Return the material exactly as supplied, apart from the pictures, which are omitted.

Structured figure records

####

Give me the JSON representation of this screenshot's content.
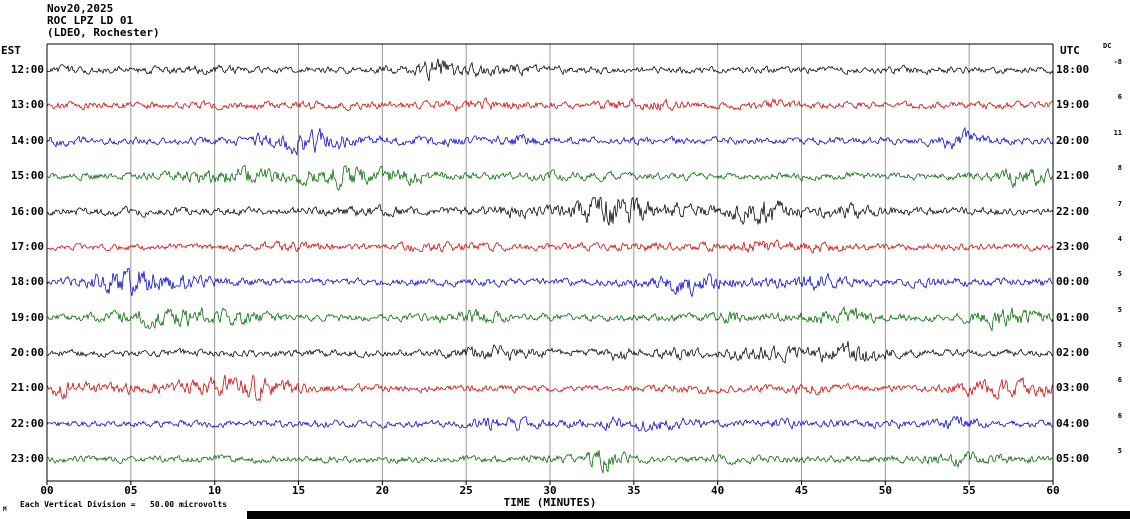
{
  "header": {
    "date": "Nov20,2025",
    "station": "ROC LPZ LD 01",
    "location": "(LDEO, Rochester)"
  },
  "axes": {
    "left_label": "EST",
    "right_label": "UTC",
    "corner_label": "DC",
    "x_ticks": [
      "00",
      "05",
      "10",
      "15",
      "20",
      "25",
      "30",
      "35",
      "40",
      "45",
      "50",
      "55",
      "60"
    ],
    "x_axis_label": "TIME (MINUTES)"
  },
  "footer": {
    "marker": "M",
    "scale_note": "Each Vertical Division =   50.00 microvolts"
  },
  "chart_data": {
    "type": "line",
    "title": "ROC LPZ LD 01 helicorder, (LDEO, Rochester), Nov20,2025",
    "xlabel": "TIME (MINUTES)",
    "x_range_minutes": [
      0,
      60
    ],
    "x_tick_interval_minutes": 5,
    "vertical_division_microvolts": 50.0,
    "grid": true,
    "trace_color_cycle": [
      "#000000",
      "#cc0000",
      "#0000cc",
      "#006600"
    ],
    "waveform_description": "continuous ambient seismic noise, one 60-minute trace per hour, small-amplitude with occasional short bursts",
    "rows": [
      {
        "est": "12:00",
        "utc": "18:00",
        "gain": "-8",
        "color": "#000000"
      },
      {
        "est": "13:00",
        "utc": "19:00",
        "gain": "6",
        "color": "#cc0000"
      },
      {
        "est": "14:00",
        "utc": "20:00",
        "gain": "11",
        "color": "#0000cc"
      },
      {
        "est": "15:00",
        "utc": "21:00",
        "gain": "8",
        "color": "#006600"
      },
      {
        "est": "16:00",
        "utc": "22:00",
        "gain": "7",
        "color": "#000000"
      },
      {
        "est": "17:00",
        "utc": "23:00",
        "gain": "4",
        "color": "#cc0000"
      },
      {
        "est": "18:00",
        "utc": "00:00",
        "gain": "5",
        "color": "#0000cc"
      },
      {
        "est": "19:00",
        "utc": "01:00",
        "gain": "5",
        "color": "#006600"
      },
      {
        "est": "20:00",
        "utc": "02:00",
        "gain": "5",
        "color": "#000000"
      },
      {
        "est": "21:00",
        "utc": "03:00",
        "gain": "6",
        "color": "#cc0000"
      },
      {
        "est": "22:00",
        "utc": "04:00",
        "gain": "6",
        "color": "#0000cc"
      },
      {
        "est": "23:00",
        "utc": "05:00",
        "gain": "5",
        "color": "#006600"
      }
    ]
  }
}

####

Task response:
Give me the JSON representation of this screenshot's content.
{
  "header": {
    "date": "Nov20,2025",
    "station": "ROC LPZ LD 01",
    "location": "(LDEO, Rochester)"
  },
  "axes": {
    "left_label": "EST",
    "right_label": "UTC",
    "corner_label": "DC",
    "x_ticks": [
      "00",
      "05",
      "10",
      "15",
      "20",
      "25",
      "30",
      "35",
      "40",
      "45",
      "50",
      "55",
      "60"
    ],
    "x_axis_label": "TIME (MINUTES)"
  },
  "footer": {
    "marker": "M",
    "scale_note": "Each Vertical Division =   50.00 microvolts"
  },
  "chart_data": {
    "type": "line",
    "title": "ROC LPZ LD 01 helicorder, (LDEO, Rochester), Nov20,2025",
    "xlabel": "TIME (MINUTES)",
    "x_range_minutes": [
      0,
      60
    ],
    "x_tick_interval_minutes": 5,
    "vertical_division_microvolts": 50.0,
    "grid": true,
    "trace_color_cycle": [
      "#000000",
      "#cc0000",
      "#0000cc",
      "#006600"
    ],
    "waveform_description": "continuous ambient seismic noise, one 60-minute trace per hour, small-amplitude with occasional short bursts",
    "rows": [
      {
        "est": "12:00",
        "utc": "18:00",
        "gain": "-8",
        "color": "#000000"
      },
      {
        "est": "13:00",
        "utc": "19:00",
        "gain": "6",
        "color": "#cc0000"
      },
      {
        "est": "14:00",
        "utc": "20:00",
        "gain": "11",
        "color": "#0000cc"
      },
      {
        "est": "15:00",
        "utc": "21:00",
        "gain": "8",
        "color": "#006600"
      },
      {
        "est": "16:00",
        "utc": "22:00",
        "gain": "7",
        "color": "#000000"
      },
      {
        "est": "17:00",
        "utc": "23:00",
        "gain": "4",
        "color": "#cc0000"
      },
      {
        "est": "18:00",
        "utc": "00:00",
        "gain": "5",
        "color": "#0000cc"
      },
      {
        "est": "19:00",
        "utc": "01:00",
        "gain": "5",
        "color": "#006600"
      },
      {
        "est": "20:00",
        "utc": "02:00",
        "gain": "5",
        "color": "#000000"
      },
      {
        "est": "21:00",
        "utc": "03:00",
        "gain": "6",
        "color": "#cc0000"
      },
      {
        "est": "22:00",
        "utc": "04:00",
        "gain": "6",
        "color": "#0000cc"
      },
      {
        "est": "23:00",
        "utc": "05:00",
        "gain": "5",
        "color": "#006600"
      }
    ]
  }
}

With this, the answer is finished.